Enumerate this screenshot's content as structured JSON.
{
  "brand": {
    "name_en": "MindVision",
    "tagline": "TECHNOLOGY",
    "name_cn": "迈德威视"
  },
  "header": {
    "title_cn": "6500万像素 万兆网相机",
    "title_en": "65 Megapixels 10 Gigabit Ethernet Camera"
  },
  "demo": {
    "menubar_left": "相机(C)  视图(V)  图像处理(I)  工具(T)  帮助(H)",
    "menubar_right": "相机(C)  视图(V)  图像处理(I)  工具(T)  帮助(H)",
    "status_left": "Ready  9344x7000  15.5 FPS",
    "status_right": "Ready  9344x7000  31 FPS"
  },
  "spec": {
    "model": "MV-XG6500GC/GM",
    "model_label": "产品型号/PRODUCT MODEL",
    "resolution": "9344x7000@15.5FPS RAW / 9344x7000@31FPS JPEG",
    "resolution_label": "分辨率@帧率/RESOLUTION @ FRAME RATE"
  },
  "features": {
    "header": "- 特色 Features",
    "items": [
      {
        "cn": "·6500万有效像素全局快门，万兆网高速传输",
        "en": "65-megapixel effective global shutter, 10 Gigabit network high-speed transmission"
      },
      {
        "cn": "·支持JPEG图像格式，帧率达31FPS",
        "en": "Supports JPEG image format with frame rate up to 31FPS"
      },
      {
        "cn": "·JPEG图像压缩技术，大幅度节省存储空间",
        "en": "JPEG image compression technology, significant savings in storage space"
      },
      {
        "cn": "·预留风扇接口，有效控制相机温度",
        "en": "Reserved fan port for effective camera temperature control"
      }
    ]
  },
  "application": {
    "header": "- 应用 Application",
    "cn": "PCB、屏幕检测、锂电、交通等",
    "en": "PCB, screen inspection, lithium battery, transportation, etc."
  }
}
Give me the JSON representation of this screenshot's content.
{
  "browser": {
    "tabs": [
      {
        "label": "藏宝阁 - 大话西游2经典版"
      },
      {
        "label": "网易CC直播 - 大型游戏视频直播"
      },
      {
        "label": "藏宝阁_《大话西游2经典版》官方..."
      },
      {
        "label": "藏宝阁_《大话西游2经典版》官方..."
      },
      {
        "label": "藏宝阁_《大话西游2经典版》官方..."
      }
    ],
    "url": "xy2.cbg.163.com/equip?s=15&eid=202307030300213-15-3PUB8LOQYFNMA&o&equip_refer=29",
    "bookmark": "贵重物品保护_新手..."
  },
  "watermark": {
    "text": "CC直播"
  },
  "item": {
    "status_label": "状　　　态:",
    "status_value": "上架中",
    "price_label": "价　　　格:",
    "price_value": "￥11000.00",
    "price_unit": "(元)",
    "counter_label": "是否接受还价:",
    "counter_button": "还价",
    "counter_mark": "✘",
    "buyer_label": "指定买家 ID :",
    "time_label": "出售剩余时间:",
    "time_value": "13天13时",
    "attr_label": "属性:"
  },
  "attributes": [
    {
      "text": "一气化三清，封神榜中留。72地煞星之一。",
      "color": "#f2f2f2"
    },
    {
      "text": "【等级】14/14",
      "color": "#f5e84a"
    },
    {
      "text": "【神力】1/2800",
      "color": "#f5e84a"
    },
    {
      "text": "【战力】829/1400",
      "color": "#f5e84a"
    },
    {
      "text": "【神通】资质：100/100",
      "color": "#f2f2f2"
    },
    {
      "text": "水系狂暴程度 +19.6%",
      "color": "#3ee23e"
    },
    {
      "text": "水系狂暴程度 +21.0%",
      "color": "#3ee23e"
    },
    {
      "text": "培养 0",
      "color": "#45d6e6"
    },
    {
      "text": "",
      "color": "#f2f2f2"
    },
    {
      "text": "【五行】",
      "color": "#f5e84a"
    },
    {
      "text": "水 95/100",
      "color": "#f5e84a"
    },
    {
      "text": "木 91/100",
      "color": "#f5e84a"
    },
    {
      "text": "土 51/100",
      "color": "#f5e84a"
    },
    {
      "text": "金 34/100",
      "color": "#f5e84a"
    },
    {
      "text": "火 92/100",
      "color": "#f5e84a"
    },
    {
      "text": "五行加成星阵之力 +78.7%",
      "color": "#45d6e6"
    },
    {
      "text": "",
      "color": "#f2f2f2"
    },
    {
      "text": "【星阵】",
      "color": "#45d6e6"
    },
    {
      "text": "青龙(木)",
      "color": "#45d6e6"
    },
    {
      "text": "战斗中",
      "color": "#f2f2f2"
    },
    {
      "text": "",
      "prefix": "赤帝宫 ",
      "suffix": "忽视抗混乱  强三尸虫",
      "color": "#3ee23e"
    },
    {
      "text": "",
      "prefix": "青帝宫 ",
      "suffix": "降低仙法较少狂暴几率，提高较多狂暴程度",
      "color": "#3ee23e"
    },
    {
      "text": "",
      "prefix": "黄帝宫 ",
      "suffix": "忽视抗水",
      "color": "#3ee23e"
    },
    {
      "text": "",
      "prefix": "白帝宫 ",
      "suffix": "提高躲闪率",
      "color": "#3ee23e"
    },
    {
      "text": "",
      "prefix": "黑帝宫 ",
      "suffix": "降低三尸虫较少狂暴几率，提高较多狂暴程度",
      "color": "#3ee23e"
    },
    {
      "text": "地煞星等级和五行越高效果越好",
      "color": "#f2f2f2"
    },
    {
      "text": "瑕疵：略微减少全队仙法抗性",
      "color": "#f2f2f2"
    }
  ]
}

--------------------

What needs to be done
Report how many lines in the records above contain the word "JSON", giving only the number.

Answer to this problem
2